--- start of Provided material ---
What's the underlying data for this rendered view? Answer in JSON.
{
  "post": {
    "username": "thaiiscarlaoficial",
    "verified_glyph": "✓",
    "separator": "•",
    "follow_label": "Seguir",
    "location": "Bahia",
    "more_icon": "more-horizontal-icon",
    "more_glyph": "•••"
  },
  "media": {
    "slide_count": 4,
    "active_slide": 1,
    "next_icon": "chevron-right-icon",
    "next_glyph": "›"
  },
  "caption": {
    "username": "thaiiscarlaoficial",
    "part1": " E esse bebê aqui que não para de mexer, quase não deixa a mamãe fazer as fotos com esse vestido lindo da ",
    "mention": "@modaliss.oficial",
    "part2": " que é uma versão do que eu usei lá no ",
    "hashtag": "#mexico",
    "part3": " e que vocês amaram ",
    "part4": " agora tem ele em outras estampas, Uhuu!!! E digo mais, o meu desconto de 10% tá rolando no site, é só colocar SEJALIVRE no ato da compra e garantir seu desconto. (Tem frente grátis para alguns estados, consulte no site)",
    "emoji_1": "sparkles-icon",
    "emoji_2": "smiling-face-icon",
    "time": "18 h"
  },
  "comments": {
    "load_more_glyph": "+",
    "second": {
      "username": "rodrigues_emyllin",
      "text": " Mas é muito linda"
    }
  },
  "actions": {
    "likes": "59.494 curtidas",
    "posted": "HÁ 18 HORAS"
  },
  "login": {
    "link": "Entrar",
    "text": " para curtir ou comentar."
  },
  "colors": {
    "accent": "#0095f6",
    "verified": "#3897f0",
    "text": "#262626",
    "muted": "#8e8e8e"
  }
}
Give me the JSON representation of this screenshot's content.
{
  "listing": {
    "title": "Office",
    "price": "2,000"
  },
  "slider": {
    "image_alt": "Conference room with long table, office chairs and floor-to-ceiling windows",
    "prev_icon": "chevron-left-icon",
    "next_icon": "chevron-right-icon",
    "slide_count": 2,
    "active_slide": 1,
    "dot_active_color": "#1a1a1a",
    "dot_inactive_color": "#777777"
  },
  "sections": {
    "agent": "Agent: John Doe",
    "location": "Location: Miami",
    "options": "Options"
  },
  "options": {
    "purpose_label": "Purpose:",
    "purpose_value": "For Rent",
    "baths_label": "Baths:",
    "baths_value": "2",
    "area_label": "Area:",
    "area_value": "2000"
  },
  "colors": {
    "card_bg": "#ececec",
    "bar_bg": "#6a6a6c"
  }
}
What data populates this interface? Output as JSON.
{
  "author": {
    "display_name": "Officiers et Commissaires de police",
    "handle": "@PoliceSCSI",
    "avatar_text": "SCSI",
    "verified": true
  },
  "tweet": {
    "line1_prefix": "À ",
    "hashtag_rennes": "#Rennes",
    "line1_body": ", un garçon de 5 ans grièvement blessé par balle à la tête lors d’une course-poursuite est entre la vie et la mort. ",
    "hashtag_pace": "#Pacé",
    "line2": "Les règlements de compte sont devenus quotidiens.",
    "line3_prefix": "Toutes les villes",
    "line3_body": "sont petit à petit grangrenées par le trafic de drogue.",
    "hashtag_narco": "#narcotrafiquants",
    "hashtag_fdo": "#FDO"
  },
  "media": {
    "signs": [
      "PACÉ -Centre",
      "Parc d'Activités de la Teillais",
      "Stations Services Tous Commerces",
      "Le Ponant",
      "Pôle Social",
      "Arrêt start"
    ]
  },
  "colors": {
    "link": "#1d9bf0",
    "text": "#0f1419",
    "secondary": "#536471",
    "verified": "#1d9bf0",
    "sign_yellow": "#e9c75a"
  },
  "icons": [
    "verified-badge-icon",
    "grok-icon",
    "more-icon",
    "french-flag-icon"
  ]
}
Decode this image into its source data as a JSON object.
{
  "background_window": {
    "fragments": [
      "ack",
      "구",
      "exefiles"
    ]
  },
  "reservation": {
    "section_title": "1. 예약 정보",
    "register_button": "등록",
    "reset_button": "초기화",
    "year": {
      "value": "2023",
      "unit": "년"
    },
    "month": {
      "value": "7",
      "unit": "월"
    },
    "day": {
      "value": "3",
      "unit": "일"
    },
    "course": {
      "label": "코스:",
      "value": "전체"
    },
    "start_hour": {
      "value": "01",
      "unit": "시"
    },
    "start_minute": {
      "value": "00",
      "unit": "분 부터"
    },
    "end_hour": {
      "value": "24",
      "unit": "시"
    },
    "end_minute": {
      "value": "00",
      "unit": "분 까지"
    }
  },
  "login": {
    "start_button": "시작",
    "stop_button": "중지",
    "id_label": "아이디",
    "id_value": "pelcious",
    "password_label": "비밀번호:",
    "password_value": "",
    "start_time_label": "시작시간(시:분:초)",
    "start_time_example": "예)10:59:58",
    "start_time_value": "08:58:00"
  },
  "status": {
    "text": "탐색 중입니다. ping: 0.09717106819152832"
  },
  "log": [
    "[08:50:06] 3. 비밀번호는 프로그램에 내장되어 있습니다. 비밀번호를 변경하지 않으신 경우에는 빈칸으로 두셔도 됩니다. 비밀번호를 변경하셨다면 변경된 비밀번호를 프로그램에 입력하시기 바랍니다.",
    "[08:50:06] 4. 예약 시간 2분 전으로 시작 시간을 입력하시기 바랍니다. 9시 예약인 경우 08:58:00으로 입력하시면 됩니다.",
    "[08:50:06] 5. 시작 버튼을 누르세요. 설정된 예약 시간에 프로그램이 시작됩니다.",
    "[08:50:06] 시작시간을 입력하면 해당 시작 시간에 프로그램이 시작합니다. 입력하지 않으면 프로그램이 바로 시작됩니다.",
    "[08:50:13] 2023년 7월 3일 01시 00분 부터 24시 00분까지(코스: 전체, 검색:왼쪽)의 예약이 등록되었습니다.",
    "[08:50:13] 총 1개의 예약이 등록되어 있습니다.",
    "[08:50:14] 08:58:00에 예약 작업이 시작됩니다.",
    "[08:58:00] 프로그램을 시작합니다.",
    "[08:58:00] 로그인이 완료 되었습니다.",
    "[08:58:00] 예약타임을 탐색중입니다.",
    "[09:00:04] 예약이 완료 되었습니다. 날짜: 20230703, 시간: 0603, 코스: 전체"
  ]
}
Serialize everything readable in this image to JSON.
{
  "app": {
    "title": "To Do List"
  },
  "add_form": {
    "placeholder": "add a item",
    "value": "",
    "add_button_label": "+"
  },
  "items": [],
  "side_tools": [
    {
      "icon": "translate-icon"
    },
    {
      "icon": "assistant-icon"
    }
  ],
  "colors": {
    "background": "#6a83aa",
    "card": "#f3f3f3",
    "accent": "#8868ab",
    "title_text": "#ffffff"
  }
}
--- end of Provided material ---
(Required work) Recopy the whole listing exactly.

(Expected output)
What's the underlying data for this rendered view? Answer in JSON.
{
  "post": {
    "username": "thaiiscarlaoficial",
    "verified_glyph": "✓",
    "separator": "•",
    "follow_label": "Seguir",
    "location": "Bahia",
    "more_icon": "more-horizontal-icon",
    "more_glyph": "•••"
  },
  "media": {
    "slide_count": 4,
    "active_slide": 1,
    "next_icon": "chevron-right-icon",
    "next_glyph": "›"
  },
  "caption": {
    "username": "thaiiscarlaoficial",
    "part1": " E esse bebê aqui que não para de mexer, quase não deixa a mamãe fazer as fotos com esse vestido lindo da ",
    "mention": "@modaliss.oficial",
    "part2": " que é uma versão do que eu usei lá no ",
    "hashtag": "#mexico",
    "part3": " e que vocês amaram ",
    "part4": " agora tem ele em outras estampas, Uhuu!!! E digo mais, o meu desconto de 10% tá rolando no site, é só colocar SEJALIVRE no ato da compra e garantir seu desconto. (Tem frente grátis para alguns estados, consulte no site)",
    "emoji_1": "sparkles-icon",
    "emoji_2": "smiling-face-icon",
    "time": "18 h"
  },
  "comments": {
    "load_more_glyph": "+",
    "second": {
      "username": "rodrigues_emyllin",
      "text": " Mas é muito linda"
    }
  },
  "actions": {
    "likes": "59.494 curtidas",
    "posted": "HÁ 18 HORAS"
  },
  "login": {
    "link": "Entrar",
    "text": " para curtir ou comentar."
  },
  "colors": {
    "accent": "#0095f6",
    "verified": "#3897f0",
    "text": "#262626",
    "muted": "#8e8e8e"
  }
}
Give me the JSON representation of this screenshot's content.
{
  "listing": {
    "title": "Office",
    "price": "2,000"
  },
  "slider": {
    "image_alt": "Conference room with long table, office chairs and floor-to-ceiling windows",
    "prev_icon": "chevron-left-icon",
    "next_icon": "chevron-right-icon",
    "slide_count": 2,
    "active_slide": 1,
    "dot_active_color": "#1a1a1a",
    "dot_inactive_color": "#777777"
  },
  "sections": {
    "agent": "Agent: John Doe",
    "location": "Location: Miami",
    "options": "Options"
  },
  "options": {
    "purpose_label": "Purpose:",
    "purpose_value": "For Rent",
    "baths_label": "Baths:",
    "baths_value": "2",
    "area_label": "Area:",
    "area_value": "2000"
  },
  "colors": {
    "card_bg": "#ececec",
    "bar_bg": "#6a6a6c"
  }
}
What data populates this interface? Output as JSON.
{
  "author": {
    "display_name": "Officiers et Commissaires de police",
    "handle": "@PoliceSCSI",
    "avatar_text": "SCSI",
    "verified": true
  },
  "tweet": {
    "line1_prefix": "À ",
    "hashtag_rennes": "#Rennes",
    "line1_body": ", un garçon de 5 ans grièvement blessé par balle à la tête lors d’une course-poursuite est entre la vie et la mort. ",
    "hashtag_pace": "#Pacé",
    "line2": "Les règlements de compte sont devenus quotidiens.",
    "line3_prefix": "Toutes les villes",
    "line3_body": "sont petit à petit grangrenées par le trafic de drogue.",
    "hashtag_narco": "#narcotrafiquants",
    "hashtag_fdo": "#FDO"
  },
  "media": {
    "signs": [
      "PACÉ -Centre",
      "Parc d'Activités de la Teillais",
      "Stations Services Tous Commerces",
      "Le Ponant",
      "Pôle Social",
      "Arrêt start"
    ]
  },
  "colors": {
    "link": "#1d9bf0",
    "text": "#0f1419",
    "secondary": "#536471",
    "verified": "#1d9bf0",
    "sign_yellow": "#e9c75a"
  },
  "icons": [
    "verified-badge-icon",
    "grok-icon",
    "more-icon",
    "french-flag-icon"
  ]
}
Decode this image into its source data as a JSON object.
{
  "background_window": {
    "fragments": [
      "ack",
      "구",
      "exefiles"
    ]
  },
  "reservation": {
    "section_title": "1. 예약 정보",
    "register_button": "등록",
    "reset_button": "초기화",
    "year": {
      "value": "2023",
      "unit": "년"
    },
    "month": {
      "value": "7",
      "unit": "월"
    },
    "day": {
      "value": "3",
      "unit": "일"
    },
    "course": {
      "label": "코스:",
      "value": "전체"
    },
    "start_hour": {
      "value": "01",
      "unit": "시"
    },
    "start_minute": {
      "value": "00",
      "unit": "분 부터"
    },
    "end_hour": {
      "value": "24",
      "unit": "시"
    },
    "end_minute": {
      "value": "00",
      "unit": "분 까지"
    }
  },
  "login": {
    "start_button": "시작",
    "stop_button": "중지",
    "id_label": "아이디",
    "id_value": "pelcious",
    "password_label": "비밀번호:",
    "password_value": "",
    "start_time_label": "시작시간(시:분:초)",
    "start_time_example": "예)10:59:58",
    "start_time_value": "08:58:00"
  },
  "status": {
    "text": "탐색 중입니다. ping: 0.09717106819152832"
  },
  "log": [
    "[08:50:06] 3. 비밀번호는 프로그램에 내장되어 있습니다. 비밀번호를 변경하지 않으신 경우에는 빈칸으로 두셔도 됩니다. 비밀번호를 변경하셨다면 변경된 비밀번호를 프로그램에 입력하시기 바랍니다.",
    "[08:50:06] 4. 예약 시간 2분 전으로 시작 시간을 입력하시기 바랍니다. 9시 예약인 경우 08:58:00으로 입력하시면 됩니다.",
    "[08:50:06] 5. 시작 버튼을 누르세요. 설정된 예약 시간에 프로그램이 시작됩니다.",
    "[08:50:06] 시작시간을 입력하면 해당 시작 시간에 프로그램이 시작합니다. 입력하지 않으면 프로그램이 바로 시작됩니다.",
    "[08:50:13] 2023년 7월 3일 01시 00분 부터 24시 00분까지(코스: 전체, 검색:왼쪽)의 예약이 등록되었습니다.",
    "[08:50:13] 총 1개의 예약이 등록되어 있습니다.",
    "[08:50:14] 08:58:00에 예약 작업이 시작됩니다.",
    "[08:58:00] 프로그램을 시작합니다.",
    "[08:58:00] 로그인이 완료 되었습니다.",
    "[08:58:00] 예약타임을 탐색중입니다.",
    "[09:00:04] 예약이 완료 되었습니다. 날짜: 20230703, 시간: 0603, 코스: 전체"
  ]
}
Serialize everything readable in this image to JSON.
{
  "app": {
    "title": "To Do List"
  },
  "add_form": {
    "placeholder": "add a item",
    "value": "",
    "add_button_label": "+"
  },
  "items": [],
  "side_tools": [
    {
      "icon": "translate-icon"
    },
    {
      "icon": "assistant-icon"
    }
  ],
  "colors": {
    "background": "#6a83aa",
    "card": "#f3f3f3",
    "accent": "#8868ab",
    "title_text": "#ffffff"
  }
}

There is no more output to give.